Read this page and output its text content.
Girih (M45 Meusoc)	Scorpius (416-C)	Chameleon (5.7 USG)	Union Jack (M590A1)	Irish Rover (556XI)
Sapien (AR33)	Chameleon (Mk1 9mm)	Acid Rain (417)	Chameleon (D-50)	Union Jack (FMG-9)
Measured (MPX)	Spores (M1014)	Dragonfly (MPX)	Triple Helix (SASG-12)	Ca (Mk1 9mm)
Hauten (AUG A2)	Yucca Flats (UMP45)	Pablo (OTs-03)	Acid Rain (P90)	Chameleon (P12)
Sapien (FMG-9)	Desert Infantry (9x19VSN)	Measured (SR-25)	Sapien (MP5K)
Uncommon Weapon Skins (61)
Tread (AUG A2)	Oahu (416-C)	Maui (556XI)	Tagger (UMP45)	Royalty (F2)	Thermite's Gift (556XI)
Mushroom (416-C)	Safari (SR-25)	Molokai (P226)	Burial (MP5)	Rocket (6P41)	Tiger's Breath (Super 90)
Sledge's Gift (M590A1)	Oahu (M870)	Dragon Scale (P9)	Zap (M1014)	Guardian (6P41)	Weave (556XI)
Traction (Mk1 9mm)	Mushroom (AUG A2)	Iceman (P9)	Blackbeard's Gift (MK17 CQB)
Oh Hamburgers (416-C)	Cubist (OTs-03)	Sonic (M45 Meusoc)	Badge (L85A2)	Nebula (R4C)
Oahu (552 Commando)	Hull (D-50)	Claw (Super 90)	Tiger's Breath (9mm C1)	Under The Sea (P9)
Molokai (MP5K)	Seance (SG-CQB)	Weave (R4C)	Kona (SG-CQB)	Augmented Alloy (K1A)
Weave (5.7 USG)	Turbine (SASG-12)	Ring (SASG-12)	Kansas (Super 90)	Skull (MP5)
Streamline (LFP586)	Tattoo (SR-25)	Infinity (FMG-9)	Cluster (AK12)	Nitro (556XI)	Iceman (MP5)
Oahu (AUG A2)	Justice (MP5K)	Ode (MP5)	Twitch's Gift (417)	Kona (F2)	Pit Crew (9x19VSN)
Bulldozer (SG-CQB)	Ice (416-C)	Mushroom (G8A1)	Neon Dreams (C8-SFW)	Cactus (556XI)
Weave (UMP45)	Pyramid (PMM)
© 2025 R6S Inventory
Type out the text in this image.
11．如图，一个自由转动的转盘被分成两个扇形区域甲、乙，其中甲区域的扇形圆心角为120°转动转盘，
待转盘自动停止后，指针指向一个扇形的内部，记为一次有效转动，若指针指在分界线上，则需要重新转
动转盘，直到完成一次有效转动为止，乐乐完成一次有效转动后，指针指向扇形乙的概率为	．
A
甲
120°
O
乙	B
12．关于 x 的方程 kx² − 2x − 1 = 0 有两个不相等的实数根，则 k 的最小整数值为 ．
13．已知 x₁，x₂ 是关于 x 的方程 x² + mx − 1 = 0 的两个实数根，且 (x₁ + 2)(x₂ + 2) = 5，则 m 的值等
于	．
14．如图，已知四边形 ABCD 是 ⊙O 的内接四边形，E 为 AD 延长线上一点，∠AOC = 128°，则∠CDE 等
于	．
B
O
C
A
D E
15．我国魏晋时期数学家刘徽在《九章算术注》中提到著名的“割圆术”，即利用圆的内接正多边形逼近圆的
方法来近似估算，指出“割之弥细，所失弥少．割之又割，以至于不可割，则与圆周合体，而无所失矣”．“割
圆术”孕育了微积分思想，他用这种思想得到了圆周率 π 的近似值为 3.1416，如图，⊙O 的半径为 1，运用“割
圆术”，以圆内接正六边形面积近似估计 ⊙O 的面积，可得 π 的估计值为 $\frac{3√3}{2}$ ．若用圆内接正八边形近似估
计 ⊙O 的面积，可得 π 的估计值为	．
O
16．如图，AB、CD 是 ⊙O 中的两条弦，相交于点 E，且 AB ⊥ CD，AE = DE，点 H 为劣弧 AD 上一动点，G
────────────────
▶ [Problem requirements]
Return the listing above in full, character for character.

▶ [Solution]
Read this page and output its text content.
Girih (M45 Meusoc)	Scorpius (416-C)	Chameleon (5.7 USG)	Union Jack (M590A1)	Irish Rover (556XI)
Sapien (AR33)	Chameleon (Mk1 9mm)	Acid Rain (417)	Chameleon (D-50)	Union Jack (FMG-9)
Measured (MPX)	Spores (M1014)	Dragonfly (MPX)	Triple Helix (SASG-12)	Ca (Mk1 9mm)
Hauten (AUG A2)	Yucca Flats (UMP45)	Pablo (OTs-03)	Acid Rain (P90)	Chameleon (P12)
Sapien (FMG-9)	Desert Infantry (9x19VSN)	Measured (SR-25)	Sapien (MP5K)
Uncommon Weapon Skins (61)
Tread (AUG A2)	Oahu (416-C)	Maui (556XI)	Tagger (UMP45)	Royalty (F2)	Thermite's Gift (556XI)
Mushroom (416-C)	Safari (SR-25)	Molokai (P226)	Burial (MP5)	Rocket (6P41)	Tiger's Breath (Super 90)
Sledge's Gift (M590A1)	Oahu (M870)	Dragon Scale (P9)	Zap (M1014)	Guardian (6P41)	Weave (556XI)
Traction (Mk1 9mm)	Mushroom (AUG A2)	Iceman (P9)	Blackbeard's Gift (MK17 CQB)
Oh Hamburgers (416-C)	Cubist (OTs-03)	Sonic (M45 Meusoc)	Badge (L85A2)	Nebula (R4C)
Oahu (552 Commando)	Hull (D-50)	Claw (Super 90)	Tiger's Breath (9mm C1)	Under The Sea (P9)
Molokai (MP5K)	Seance (SG-CQB)	Weave (R4C)	Kona (SG-CQB)	Augmented Alloy (K1A)
Weave (5.7 USG)	Turbine (SASG-12)	Ring (SASG-12)	Kansas (Super 90)	Skull (MP5)
Streamline (LFP586)	Tattoo (SR-25)	Infinity (FMG-9)	Cluster (AK12)	Nitro (556XI)	Iceman (MP5)
Oahu (AUG A2)	Justice (MP5K)	Ode (MP5)	Twitch's Gift (417)	Kona (F2)	Pit Crew (9x19VSN)
Bulldozer (SG-CQB)	Ice (416-C)	Mushroom (G8A1)	Neon Dreams (C8-SFW)	Cactus (556XI)
Weave (UMP45)	Pyramid (PMM)
© 2025 R6S Inventory
Type out the text in this image.
11．如图，一个自由转动的转盘被分成两个扇形区域甲、乙，其中甲区域的扇形圆心角为120°转动转盘，
待转盘自动停止后，指针指向一个扇形的内部，记为一次有效转动，若指针指在分界线上，则需要重新转
动转盘，直到完成一次有效转动为止，乐乐完成一次有效转动后，指针指向扇形乙的概率为	．
A
甲
120°
O
乙	B
12．关于 x 的方程 kx² − 2x − 1 = 0 有两个不相等的实数根，则 k 的最小整数值为 ．
13．已知 x₁，x₂ 是关于 x 的方程 x² + mx − 1 = 0 的两个实数根，且 (x₁ + 2)(x₂ + 2) = 5，则 m 的值等
于	．
14．如图，已知四边形 ABCD 是 ⊙O 的内接四边形，E 为 AD 延长线上一点，∠AOC = 128°，则∠CDE 等
于	．
B
O
C
A
D E
15．我国魏晋时期数学家刘徽在《九章算术注》中提到著名的“割圆术”，即利用圆的内接正多边形逼近圆的
方法来近似估算，指出“割之弥细，所失弥少．割之又割，以至于不可割，则与圆周合体，而无所失矣”．“割
圆术”孕育了微积分思想，他用这种思想得到了圆周率 π 的近似值为 3.1416，如图，⊙O 的半径为 1，运用“割
圆术”，以圆内接正六边形面积近似估计 ⊙O 的面积，可得 π 的估计值为 $\frac{3√3}{2}$ ．若用圆内接正八边形近似估
计 ⊙O 的面积，可得 π 的估计值为	．
O
16．如图，AB、CD 是 ⊙O 中的两条弦，相交于点 E，且 AB ⊥ CD，AE = DE，点 H 为劣弧 AD 上一动点，G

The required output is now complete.